# Written instruction
Find the line containing "Parse this screenshot: output". Reproduce it and every line after it up to the end of the records, exactly as written.

# Given records
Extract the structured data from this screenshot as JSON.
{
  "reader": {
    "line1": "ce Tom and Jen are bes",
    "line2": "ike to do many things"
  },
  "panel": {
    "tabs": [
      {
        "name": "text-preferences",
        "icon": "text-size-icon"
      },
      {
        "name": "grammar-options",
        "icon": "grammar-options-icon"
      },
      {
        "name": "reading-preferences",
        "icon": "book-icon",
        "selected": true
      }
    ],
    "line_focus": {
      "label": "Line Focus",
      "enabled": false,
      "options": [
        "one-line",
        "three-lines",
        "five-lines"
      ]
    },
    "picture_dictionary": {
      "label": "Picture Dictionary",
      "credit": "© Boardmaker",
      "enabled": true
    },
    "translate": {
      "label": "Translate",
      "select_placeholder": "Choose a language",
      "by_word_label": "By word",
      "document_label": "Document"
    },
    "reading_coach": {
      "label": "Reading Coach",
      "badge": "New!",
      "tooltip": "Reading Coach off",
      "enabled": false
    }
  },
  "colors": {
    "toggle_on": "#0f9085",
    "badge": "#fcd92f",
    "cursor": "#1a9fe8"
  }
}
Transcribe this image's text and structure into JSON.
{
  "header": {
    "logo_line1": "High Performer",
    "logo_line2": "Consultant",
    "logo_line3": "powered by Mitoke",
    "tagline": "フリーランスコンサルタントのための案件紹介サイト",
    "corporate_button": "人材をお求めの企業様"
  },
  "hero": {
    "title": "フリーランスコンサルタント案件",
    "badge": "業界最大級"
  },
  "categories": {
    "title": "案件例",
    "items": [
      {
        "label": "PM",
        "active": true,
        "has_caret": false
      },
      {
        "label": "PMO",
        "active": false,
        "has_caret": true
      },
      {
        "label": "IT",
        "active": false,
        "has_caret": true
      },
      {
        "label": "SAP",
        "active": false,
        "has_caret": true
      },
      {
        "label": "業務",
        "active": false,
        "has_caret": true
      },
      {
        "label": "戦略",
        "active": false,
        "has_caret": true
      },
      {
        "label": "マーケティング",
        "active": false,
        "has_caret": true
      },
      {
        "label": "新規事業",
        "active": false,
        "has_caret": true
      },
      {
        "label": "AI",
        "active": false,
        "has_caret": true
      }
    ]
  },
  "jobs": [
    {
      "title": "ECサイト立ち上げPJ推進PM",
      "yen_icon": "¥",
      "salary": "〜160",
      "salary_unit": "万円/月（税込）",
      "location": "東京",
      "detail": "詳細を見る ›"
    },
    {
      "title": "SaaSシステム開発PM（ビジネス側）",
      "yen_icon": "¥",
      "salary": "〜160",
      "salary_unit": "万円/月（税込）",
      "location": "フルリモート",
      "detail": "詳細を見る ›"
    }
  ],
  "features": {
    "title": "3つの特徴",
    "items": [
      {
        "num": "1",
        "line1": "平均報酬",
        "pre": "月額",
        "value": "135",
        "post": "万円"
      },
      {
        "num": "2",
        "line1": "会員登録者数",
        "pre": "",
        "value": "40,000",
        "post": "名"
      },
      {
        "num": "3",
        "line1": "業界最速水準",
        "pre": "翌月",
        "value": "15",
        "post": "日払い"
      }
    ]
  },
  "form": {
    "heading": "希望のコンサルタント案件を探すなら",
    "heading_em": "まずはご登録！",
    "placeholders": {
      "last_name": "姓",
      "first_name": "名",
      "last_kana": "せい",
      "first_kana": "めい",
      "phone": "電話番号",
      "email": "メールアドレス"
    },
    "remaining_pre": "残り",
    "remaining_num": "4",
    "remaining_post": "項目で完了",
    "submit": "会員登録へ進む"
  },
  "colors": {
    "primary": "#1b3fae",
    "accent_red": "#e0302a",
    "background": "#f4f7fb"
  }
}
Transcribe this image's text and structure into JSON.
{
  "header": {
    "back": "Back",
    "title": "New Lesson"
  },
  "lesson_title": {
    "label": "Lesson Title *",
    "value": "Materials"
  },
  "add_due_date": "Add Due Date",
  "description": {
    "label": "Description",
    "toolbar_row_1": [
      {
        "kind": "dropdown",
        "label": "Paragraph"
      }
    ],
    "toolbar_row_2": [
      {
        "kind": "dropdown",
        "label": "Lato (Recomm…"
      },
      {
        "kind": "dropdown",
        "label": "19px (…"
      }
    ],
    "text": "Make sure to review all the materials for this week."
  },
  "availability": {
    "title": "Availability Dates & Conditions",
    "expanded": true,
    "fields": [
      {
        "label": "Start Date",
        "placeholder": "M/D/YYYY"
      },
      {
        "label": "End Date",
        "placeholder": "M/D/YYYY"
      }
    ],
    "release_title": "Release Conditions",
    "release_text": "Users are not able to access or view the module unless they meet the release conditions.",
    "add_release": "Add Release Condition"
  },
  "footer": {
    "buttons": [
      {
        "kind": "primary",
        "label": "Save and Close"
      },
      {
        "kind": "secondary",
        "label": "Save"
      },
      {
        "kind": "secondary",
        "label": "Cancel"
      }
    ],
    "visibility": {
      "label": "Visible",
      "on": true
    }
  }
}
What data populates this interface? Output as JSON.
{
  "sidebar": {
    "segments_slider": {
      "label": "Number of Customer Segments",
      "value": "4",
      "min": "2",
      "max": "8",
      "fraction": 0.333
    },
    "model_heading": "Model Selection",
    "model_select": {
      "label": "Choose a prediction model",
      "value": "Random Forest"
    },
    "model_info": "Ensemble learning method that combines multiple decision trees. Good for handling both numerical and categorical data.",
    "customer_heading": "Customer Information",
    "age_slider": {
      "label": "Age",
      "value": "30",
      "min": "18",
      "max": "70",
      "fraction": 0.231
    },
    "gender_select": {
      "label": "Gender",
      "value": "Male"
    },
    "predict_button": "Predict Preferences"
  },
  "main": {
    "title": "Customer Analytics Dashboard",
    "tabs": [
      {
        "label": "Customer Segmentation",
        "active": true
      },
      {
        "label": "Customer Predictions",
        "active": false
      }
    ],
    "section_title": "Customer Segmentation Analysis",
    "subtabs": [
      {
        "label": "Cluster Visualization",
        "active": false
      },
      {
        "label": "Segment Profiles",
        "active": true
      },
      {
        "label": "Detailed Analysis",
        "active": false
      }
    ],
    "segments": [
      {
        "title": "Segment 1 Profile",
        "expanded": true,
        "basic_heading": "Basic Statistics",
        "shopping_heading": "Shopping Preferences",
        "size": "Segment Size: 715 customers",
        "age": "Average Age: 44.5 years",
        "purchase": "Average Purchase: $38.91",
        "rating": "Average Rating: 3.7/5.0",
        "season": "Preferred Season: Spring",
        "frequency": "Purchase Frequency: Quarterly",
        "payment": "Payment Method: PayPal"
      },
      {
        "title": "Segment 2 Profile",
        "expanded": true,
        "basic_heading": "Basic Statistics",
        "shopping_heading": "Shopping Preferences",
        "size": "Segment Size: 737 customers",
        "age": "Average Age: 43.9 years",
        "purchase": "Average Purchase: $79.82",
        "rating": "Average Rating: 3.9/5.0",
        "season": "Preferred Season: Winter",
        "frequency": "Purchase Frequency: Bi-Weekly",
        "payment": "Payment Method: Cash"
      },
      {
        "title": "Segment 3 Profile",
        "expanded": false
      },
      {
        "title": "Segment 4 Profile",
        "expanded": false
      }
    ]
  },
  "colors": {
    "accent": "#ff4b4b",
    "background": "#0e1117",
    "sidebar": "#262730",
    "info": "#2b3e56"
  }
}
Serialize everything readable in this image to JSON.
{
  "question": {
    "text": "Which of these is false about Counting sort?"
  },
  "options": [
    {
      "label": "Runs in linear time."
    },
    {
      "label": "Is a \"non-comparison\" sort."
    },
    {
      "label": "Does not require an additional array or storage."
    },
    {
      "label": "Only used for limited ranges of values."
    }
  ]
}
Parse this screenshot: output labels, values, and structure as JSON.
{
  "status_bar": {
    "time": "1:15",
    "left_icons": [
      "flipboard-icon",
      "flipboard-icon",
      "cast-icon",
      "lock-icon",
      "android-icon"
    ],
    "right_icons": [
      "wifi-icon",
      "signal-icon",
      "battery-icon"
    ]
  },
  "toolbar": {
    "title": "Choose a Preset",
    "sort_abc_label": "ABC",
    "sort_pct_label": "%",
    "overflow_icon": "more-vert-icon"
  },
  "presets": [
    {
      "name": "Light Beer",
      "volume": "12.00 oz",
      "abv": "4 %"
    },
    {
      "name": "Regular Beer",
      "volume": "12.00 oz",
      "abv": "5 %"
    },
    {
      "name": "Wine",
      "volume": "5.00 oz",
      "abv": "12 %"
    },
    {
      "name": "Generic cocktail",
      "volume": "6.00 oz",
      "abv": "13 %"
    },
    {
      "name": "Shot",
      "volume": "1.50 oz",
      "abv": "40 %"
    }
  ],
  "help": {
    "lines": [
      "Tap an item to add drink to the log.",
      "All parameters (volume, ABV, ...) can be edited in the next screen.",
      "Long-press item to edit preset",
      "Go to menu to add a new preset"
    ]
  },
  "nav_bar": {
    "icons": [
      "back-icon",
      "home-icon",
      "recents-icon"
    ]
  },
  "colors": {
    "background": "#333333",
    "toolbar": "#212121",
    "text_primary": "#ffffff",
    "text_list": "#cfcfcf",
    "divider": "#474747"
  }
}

# Exercise solution
Parse this screenshot: output labels, values, and structure as JSON.
{
  "status_bar": {
    "time": "1:15",
    "left_icons": [
      "flipboard-icon",
      "flipboard-icon",
      "cast-icon",
      "lock-icon",
      "android-icon"
    ],
    "right_icons": [
      "wifi-icon",
      "signal-icon",
      "battery-icon"
    ]
  },
  "toolbar": {
    "title": "Choose a Preset",
    "sort_abc_label": "ABC",
    "sort_pct_label": "%",
    "overflow_icon": "more-vert-icon"
  },
  "presets": [
    {
      "name": "Light Beer",
      "volume": "12.00 oz",
      "abv": "4 %"
    },
    {
      "name": "Regular Beer",
      "volume": "12.00 oz",
      "abv": "5 %"
    },
    {
      "name": "Wine",
      "volume": "5.00 oz",
      "abv": "12 %"
    },
    {
      "name": "Generic cocktail",
      "volume": "6.00 oz",
      "abv": "13 %"
    },
    {
      "name": "Shot",
      "volume": "1.50 oz",
      "abv": "40 %"
    }
  ],
  "help": {
    "lines": [
      "Tap an item to add drink to the log.",
      "All parameters (volume, ABV, ...) can be edited in the next screen.",
      "Long-press item to edit preset",
      "Go to menu to add a new preset"
    ]
  },
  "nav_bar": {
    "icons": [
      "back-icon",
      "home-icon",
      "recents-icon"
    ]
  },
  "colors": {
    "background": "#333333",
    "toolbar": "#212121",
    "text_primary": "#ffffff",
    "text_list": "#cfcfcf",
    "divider": "#474747"
  }
}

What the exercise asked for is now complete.